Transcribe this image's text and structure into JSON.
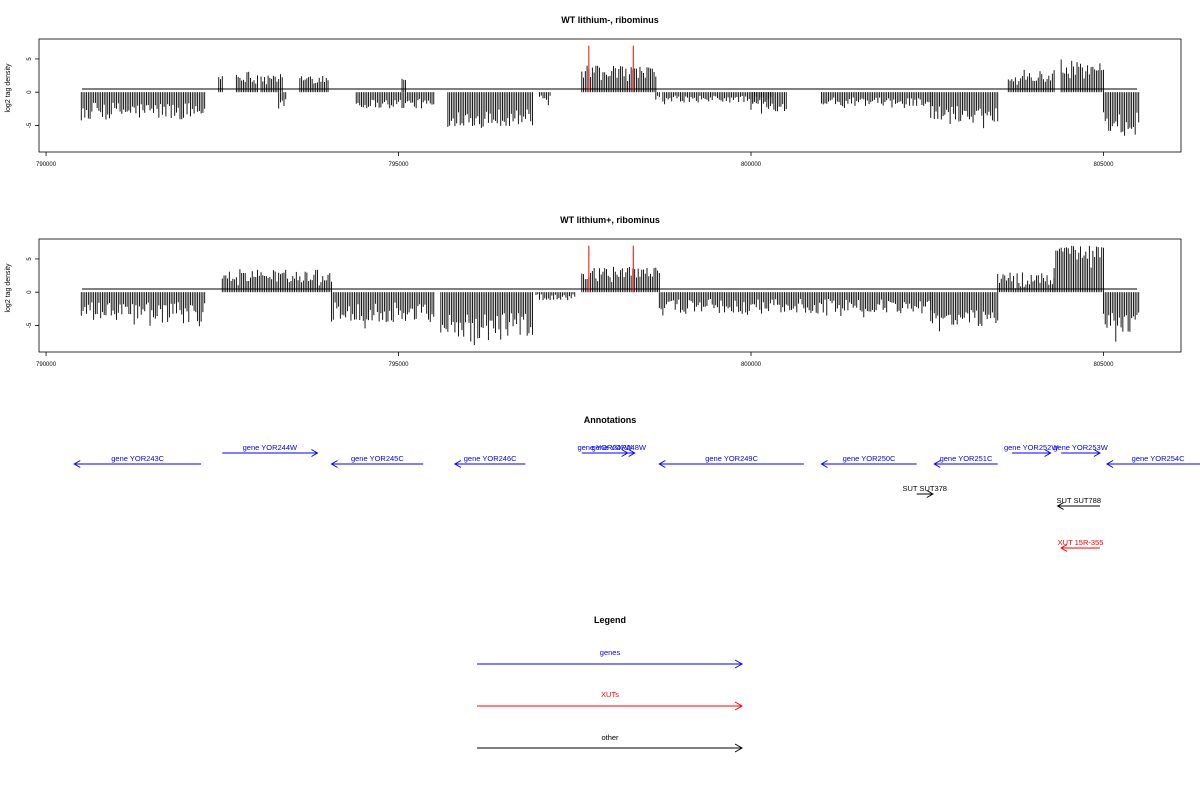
{
  "chart_data": [
    {
      "type": "bar",
      "title": "WT lithium-, ribominus",
      "ylabel": "log2 tag density",
      "xlabel": "",
      "xlim": [
        789900,
        806100
      ],
      "ylim": [
        -9,
        8
      ],
      "xticks": [
        "790000",
        "795000",
        "800000",
        "805000"
      ],
      "yticks": [
        "5",
        "0",
        "-5"
      ],
      "grid": false,
      "baseline": 0,
      "marker_color": "#ff0000",
      "marker_positions": [
        797700,
        798330
      ],
      "marker_height": 7,
      "bar_color": "#000000",
      "bar_spacing_bp": 25,
      "segments": [
        {
          "start": 790500,
          "end": 792250,
          "min": -5.0,
          "max": -1.5
        },
        {
          "start": 792450,
          "end": 792500,
          "min": 1.5,
          "max": 2.8
        },
        {
          "start": 792700,
          "end": 793000,
          "min": 1.0,
          "max": 3.2
        },
        {
          "start": 793050,
          "end": 793350,
          "min": 1.0,
          "max": 2.8
        },
        {
          "start": 793300,
          "end": 793400,
          "min": -3.5,
          "max": -1.0
        },
        {
          "start": 793600,
          "end": 794000,
          "min": 0.8,
          "max": 2.8
        },
        {
          "start": 794400,
          "end": 795500,
          "min": -3.0,
          "max": -1.0
        },
        {
          "start": 795050,
          "end": 795100,
          "min": 1.0,
          "max": 2.2
        },
        {
          "start": 795700,
          "end": 796900,
          "min": -6.0,
          "max": -2.5
        },
        {
          "start": 797000,
          "end": 797150,
          "min": -2.0,
          "max": -0.5
        },
        {
          "start": 797600,
          "end": 798650,
          "min": 1.5,
          "max": 4.0
        },
        {
          "start": 798650,
          "end": 798700,
          "min": -1.5,
          "max": -0.5
        },
        {
          "start": 798750,
          "end": 800300,
          "min": -2.0,
          "max": -0.5
        },
        {
          "start": 800000,
          "end": 800500,
          "min": -3.5,
          "max": -1.0
        },
        {
          "start": 801000,
          "end": 802550,
          "min": -2.5,
          "max": -0.8
        },
        {
          "start": 802550,
          "end": 803500,
          "min": -5.5,
          "max": -2.0
        },
        {
          "start": 803650,
          "end": 804300,
          "min": 1.0,
          "max": 3.5
        },
        {
          "start": 804400,
          "end": 805000,
          "min": 2.0,
          "max": 5.0
        },
        {
          "start": 805000,
          "end": 805500,
          "min": -7.0,
          "max": -3.0
        }
      ]
    },
    {
      "type": "bar",
      "title": "WT lithium+, ribominus",
      "ylabel": "log2 tag density",
      "xlabel": "",
      "xlim": [
        789900,
        806100
      ],
      "ylim": [
        -9,
        8
      ],
      "xticks": [
        "790000",
        "795000",
        "800000",
        "805000"
      ],
      "yticks": [
        "5",
        "0",
        "-5"
      ],
      "grid": false,
      "baseline": 0,
      "marker_color": "#ff0000",
      "marker_positions": [
        797700,
        798330
      ],
      "marker_height": 7,
      "bar_color": "#000000",
      "bar_spacing_bp": 25,
      "segments": [
        {
          "start": 790500,
          "end": 792250,
          "min": -5.5,
          "max": -1.5
        },
        {
          "start": 792500,
          "end": 794050,
          "min": 0.8,
          "max": 3.5
        },
        {
          "start": 794050,
          "end": 795500,
          "min": -5.5,
          "max": -1.5
        },
        {
          "start": 795600,
          "end": 796900,
          "min": -8.0,
          "max": -3.0
        },
        {
          "start": 796950,
          "end": 797500,
          "min": -1.5,
          "max": -0.3
        },
        {
          "start": 797600,
          "end": 798700,
          "min": 1.5,
          "max": 3.8
        },
        {
          "start": 798700,
          "end": 802550,
          "min": -4.0,
          "max": -1.0
        },
        {
          "start": 802550,
          "end": 803500,
          "min": -6.0,
          "max": -2.5
        },
        {
          "start": 803500,
          "end": 804300,
          "min": 0.5,
          "max": 3.0
        },
        {
          "start": 804300,
          "end": 805000,
          "min": 3.5,
          "max": 7.0
        },
        {
          "start": 805000,
          "end": 805500,
          "min": -7.5,
          "max": -3.0
        }
      ]
    }
  ],
  "annotations": {
    "title": "Annotations",
    "features": [
      {
        "label": "gene YOR243C",
        "start": 790400,
        "end": 792200,
        "strand": "-",
        "row": 1,
        "color": "#0000ff"
      },
      {
        "label": "gene YOR244W",
        "start": 792500,
        "end": 793850,
        "strand": "+",
        "row": 0,
        "color": "#0000ff"
      },
      {
        "label": "gene YOR245C",
        "start": 794050,
        "end": 795350,
        "strand": "-",
        "row": 1,
        "color": "#0000ff"
      },
      {
        "label": "gene YOR246C",
        "start": 795800,
        "end": 796800,
        "strand": "-",
        "row": 1,
        "color": "#0000ff"
      },
      {
        "label": "gene YOR247W",
        "start": 797600,
        "end": 798250,
        "strand": "+",
        "row": 0,
        "color": "#0000ff"
      },
      {
        "label": "gene YOR248W",
        "start": 797900,
        "end": 798350,
        "strand": "+",
        "row": 0,
        "color": "#0000ff"
      },
      {
        "label": "gene YOR249C",
        "start": 798700,
        "end": 800750,
        "strand": "-",
        "row": 1,
        "color": "#0000ff"
      },
      {
        "label": "gene YOR250C",
        "start": 801000,
        "end": 802350,
        "strand": "-",
        "row": 1,
        "color": "#0000ff"
      },
      {
        "label": "gene YOR251C",
        "start": 802600,
        "end": 803500,
        "strand": "-",
        "row": 1,
        "color": "#0000ff"
      },
      {
        "label": "gene YOR252W",
        "start": 803700,
        "end": 804250,
        "strand": "+",
        "row": 0,
        "color": "#0000ff"
      },
      {
        "label": "gene YOR253W",
        "start": 804400,
        "end": 804950,
        "strand": "+",
        "row": 0,
        "color": "#0000ff"
      },
      {
        "label": "gene YOR254C",
        "start": 805050,
        "end": 806500,
        "strand": "-",
        "row": 1,
        "color": "#0000ff"
      },
      {
        "label": "SUT SUT378",
        "start": 802350,
        "end": 802580,
        "strand": "+",
        "row": 2,
        "color": "#000000"
      },
      {
        "label": "SUT SUT788",
        "start": 804350,
        "end": 804950,
        "strand": "-",
        "row": 3,
        "color": "#000000"
      },
      {
        "label": "XUT 15R-355",
        "start": 804400,
        "end": 804950,
        "strand": "-",
        "row": 4,
        "color": "#ff0000"
      }
    ]
  },
  "legend": {
    "title": "Legend",
    "items": [
      {
        "label": "genes",
        "color": "#0000ff"
      },
      {
        "label": "XUTs",
        "color": "#ff0000"
      },
      {
        "label": "other",
        "color": "#000000"
      }
    ]
  }
}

§

Task description: A faithful, complete copy of the entries is required, without the pictures.

Task output:
Transcribe this image's text and structure into JSON.
{
  "chart_data": [
    {
      "type": "bar",
      "title": "WT lithium-, ribominus",
      "ylabel": "log2 tag density",
      "xlabel": "",
      "xlim": [
        789900,
        806100
      ],
      "ylim": [
        -9,
        8
      ],
      "xticks": [
        "790000",
        "795000",
        "800000",
        "805000"
      ],
      "yticks": [
        "5",
        "0",
        "-5"
      ],
      "grid": false,
      "baseline": 0,
      "marker_color": "#ff0000",
      "marker_positions": [
        797700,
        798330
      ],
      "marker_height": 7,
      "bar_color": "#000000",
      "bar_spacing_bp": 25,
      "segments": [
        {
          "start": 790500,
          "end": 792250,
          "min": -5.0,
          "max": -1.5
        },
        {
          "start": 792450,
          "end": 792500,
          "min": 1.5,
          "max": 2.8
        },
        {
          "start": 792700,
          "end": 793000,
          "min": 1.0,
          "max": 3.2
        },
        {
          "start": 793050,
          "end": 793350,
          "min": 1.0,
          "max": 2.8
        },
        {
          "start": 793300,
          "end": 793400,
          "min": -3.5,
          "max": -1.0
        },
        {
          "start": 793600,
          "end": 794000,
          "min": 0.8,
          "max": 2.8
        },
        {
          "start": 794400,
          "end": 795500,
          "min": -3.0,
          "max": -1.0
        },
        {
          "start": 795050,
          "end": 795100,
          "min": 1.0,
          "max": 2.2
        },
        {
          "start": 795700,
          "end": 796900,
          "min": -6.0,
          "max": -2.5
        },
        {
          "start": 797000,
          "end": 797150,
          "min": -2.0,
          "max": -0.5
        },
        {
          "start": 797600,
          "end": 798650,
          "min": 1.5,
          "max": 4.0
        },
        {
          "start": 798650,
          "end": 798700,
          "min": -1.5,
          "max": -0.5
        },
        {
          "start": 798750,
          "end": 800300,
          "min": -2.0,
          "max": -0.5
        },
        {
          "start": 800000,
          "end": 800500,
          "min": -3.5,
          "max": -1.0
        },
        {
          "start": 801000,
          "end": 802550,
          "min": -2.5,
          "max": -0.8
        },
        {
          "start": 802550,
          "end": 803500,
          "min": -5.5,
          "max": -2.0
        },
        {
          "start": 803650,
          "end": 804300,
          "min": 1.0,
          "max": 3.5
        },
        {
          "start": 804400,
          "end": 805000,
          "min": 2.0,
          "max": 5.0
        },
        {
          "start": 805000,
          "end": 805500,
          "min": -7.0,
          "max": -3.0
        }
      ]
    },
    {
      "type": "bar",
      "title": "WT lithium+, ribominus",
      "ylabel": "log2 tag density",
      "xlabel": "",
      "xlim": [
        789900,
        806100
      ],
      "ylim": [
        -9,
        8
      ],
      "xticks": [
        "790000",
        "795000",
        "800000",
        "805000"
      ],
      "yticks": [
        "5",
        "0",
        "-5"
      ],
      "grid": false,
      "baseline": 0,
      "marker_color": "#ff0000",
      "marker_positions": [
        797700,
        798330
      ],
      "marker_height": 7,
      "bar_color": "#000000",
      "bar_spacing_bp": 25,
      "segments": [
        {
          "start": 790500,
          "end": 792250,
          "min": -5.5,
          "max": -1.5
        },
        {
          "start": 792500,
          "end": 794050,
          "min": 0.8,
          "max": 3.5
        },
        {
          "start": 794050,
          "end": 795500,
          "min": -5.5,
          "max": -1.5
        },
        {
          "start": 795600,
          "end": 796900,
          "min": -8.0,
          "max": -3.0
        },
        {
          "start": 796950,
          "end": 797500,
          "min": -1.5,
          "max": -0.3
        },
        {
          "start": 797600,
          "end": 798700,
          "min": 1.5,
          "max": 3.8
        },
        {
          "start": 798700,
          "end": 802550,
          "min": -4.0,
          "max": -1.0
        },
        {
          "start": 802550,
          "end": 803500,
          "min": -6.0,
          "max": -2.5
        },
        {
          "start": 803500,
          "end": 804300,
          "min": 0.5,
          "max": 3.0
        },
        {
          "start": 804300,
          "end": 805000,
          "min": 3.5,
          "max": 7.0
        },
        {
          "start": 805000,
          "end": 805500,
          "min": -7.5,
          "max": -3.0
        }
      ]
    }
  ],
  "annotations": {
    "title": "Annotations",
    "features": [
      {
        "label": "gene YOR243C",
        "start": 790400,
        "end": 792200,
        "strand": "-",
        "row": 1,
        "color": "#0000ff"
      },
      {
        "label": "gene YOR244W",
        "start": 792500,
        "end": 793850,
        "strand": "+",
        "row": 0,
        "color": "#0000ff"
      },
      {
        "label": "gene YOR245C",
        "start": 794050,
        "end": 795350,
        "strand": "-",
        "row": 1,
        "color": "#0000ff"
      },
      {
        "label": "gene YOR246C",
        "start": 795800,
        "end": 796800,
        "strand": "-",
        "row": 1,
        "color": "#0000ff"
      },
      {
        "label": "gene YOR247W",
        "start": 797600,
        "end": 798250,
        "strand": "+",
        "row": 0,
        "color": "#0000ff"
      },
      {
        "label": "gene YOR248W",
        "start": 797900,
        "end": 798350,
        "strand": "+",
        "row": 0,
        "color": "#0000ff"
      },
      {
        "label": "gene YOR249C",
        "start": 798700,
        "end": 800750,
        "strand": "-",
        "row": 1,
        "color": "#0000ff"
      },
      {
        "label": "gene YOR250C",
        "start": 801000,
        "end": 802350,
        "strand": "-",
        "row": 1,
        "color": "#0000ff"
      },
      {
        "label": "gene YOR251C",
        "start": 802600,
        "end": 803500,
        "strand": "-",
        "row": 1,
        "color": "#0000ff"
      },
      {
        "label": "gene YOR252W",
        "start": 803700,
        "end": 804250,
        "strand": "+",
        "row": 0,
        "color": "#0000ff"
      },
      {
        "label": "gene YOR253W",
        "start": 804400,
        "end": 804950,
        "strand": "+",
        "row": 0,
        "color": "#0000ff"
      },
      {
        "label": "gene YOR254C",
        "start": 805050,
        "end": 806500,
        "strand": "-",
        "row": 1,
        "color": "#0000ff"
      },
      {
        "label": "SUT SUT378",
        "start": 802350,
        "end": 802580,
        "strand": "+",
        "row": 2,
        "color": "#000000"
      },
      {
        "label": "SUT SUT788",
        "start": 804350,
        "end": 804950,
        "strand": "-",
        "row": 3,
        "color": "#000000"
      },
      {
        "label": "XUT 15R-355",
        "start": 804400,
        "end": 804950,
        "strand": "-",
        "row": 4,
        "color": "#ff0000"
      }
    ]
  },
  "legend": {
    "title": "Legend",
    "items": [
      {
        "label": "genes",
        "color": "#0000ff"
      },
      {
        "label": "XUTs",
        "color": "#ff0000"
      },
      {
        "label": "other",
        "color": "#000000"
      }
    ]
  }
}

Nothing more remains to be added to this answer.